Data listing:
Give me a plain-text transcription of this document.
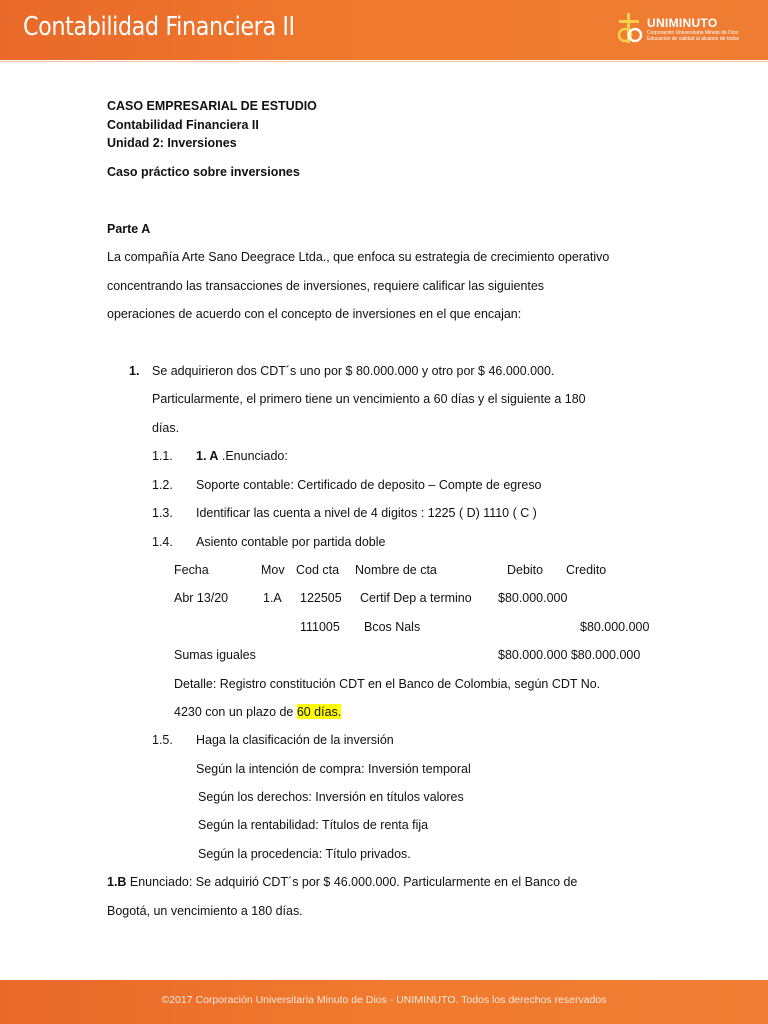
Contabilidad Financiera II	UNIMINUTO
Corporación Universitaria Minuto de Dios
Educación de calidad al alcance de todos
CASO EMPRESARIAL DE ESTUDIO
Contabilidad Financiera II
Unidad 2: Inversiones
Caso práctico sobre inversiones
Parte A
La compañía Arte Sano Deegrace Ltda., que enfoca su estrategia de crecimiento operativo
concentrando las transacciones de inversiones, requiere calificar las siguientes
operaciones de acuerdo con el concepto de inversiones en el que encajan:
1. Se adquirieron dos CDT´s uno por $ 80.000.000 y otro por $ 46.000.000.
Particularmente, el primero tiene un vencimiento a 60 días y el siguiente a 180
días.
1.1. 1. A .Enunciado:
1.2. Soporte contable: Certificado de deposito – Compte de egreso
1.3. Identificar las cuenta a nivel de 4 digitos : 1225 ( D) 1110 ( C )
1.4. Asiento contable por partida doble
Fecha	Mov Cod cta Nombre de cta	Debito Credito
Abr 13/20	1.A 122505 Certif Dep a termino $80.000.000
111005 Bcos Nals	$80.000.000
Sumas iguales	$80.000.000 $80.000.000
Detalle: Registro constitución CDT en el Banco de Colombia, según CDT No.
4230 con un plazo de 60 días.
1.5. Haga la clasificación de la inversión
Según la intención de compra: Inversión temporal
Según los derechos: Inversión en títulos valores
Según la rentabilidad: Títulos de renta fija
Según la procedencia: Título privados.
1.B Enunciado: Se adquirió CDT´s por $ 46.000.000. Particularmente en el Banco de
Bogotá, un vencimiento a 180 días.
©2017 Corporación Universitaria Minuto de Dios - UNIMINUTO. Todos los derechos reservados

§ **INSTRUCTIONS FOR THE TASK**: Reproduce the full listing faithfully, but do not carry over any pictures.

§ **EXERCISE OUTPUT**:
Give me a plain-text transcription of this document.
Contabilidad Financiera II	UNIMINUTO
Corporación Universitaria Minuto de Dios
Educación de calidad al alcance de todos
CASO EMPRESARIAL DE ESTUDIO
Contabilidad Financiera II
Unidad 2: Inversiones
Caso práctico sobre inversiones
Parte A
La compañía Arte Sano Deegrace Ltda., que enfoca su estrategia de crecimiento operativo
concentrando las transacciones de inversiones, requiere calificar las siguientes
operaciones de acuerdo con el concepto de inversiones en el que encajan:
1. Se adquirieron dos CDT´s uno por $ 80.000.000 y otro por $ 46.000.000.
Particularmente, el primero tiene un vencimiento a 60 días y el siguiente a 180
días.
1.1. 1. A .Enunciado:
1.2. Soporte contable: Certificado de deposito – Compte de egreso
1.3. Identificar las cuenta a nivel de 4 digitos : 1225 ( D) 1110 ( C )
1.4. Asiento contable por partida doble
Fecha	Mov Cod cta Nombre de cta	Debito Credito
Abr 13/20	1.A 122505 Certif Dep a termino $80.000.000
111005 Bcos Nals	$80.000.000
Sumas iguales	$80.000.000 $80.000.000
Detalle: Registro constitución CDT en el Banco de Colombia, según CDT No.
4230 con un plazo de 60 días.
1.5. Haga la clasificación de la inversión
Según la intención de compra: Inversión temporal
Según los derechos: Inversión en títulos valores
Según la rentabilidad: Títulos de renta fija
Según la procedencia: Título privados.
1.B Enunciado: Se adquirió CDT´s por $ 46.000.000. Particularmente en el Banco de
Bogotá, un vencimiento a 180 días.
©2017 Corporación Universitaria Minuto de Dios - UNIMINUTO. Todos los derechos reservados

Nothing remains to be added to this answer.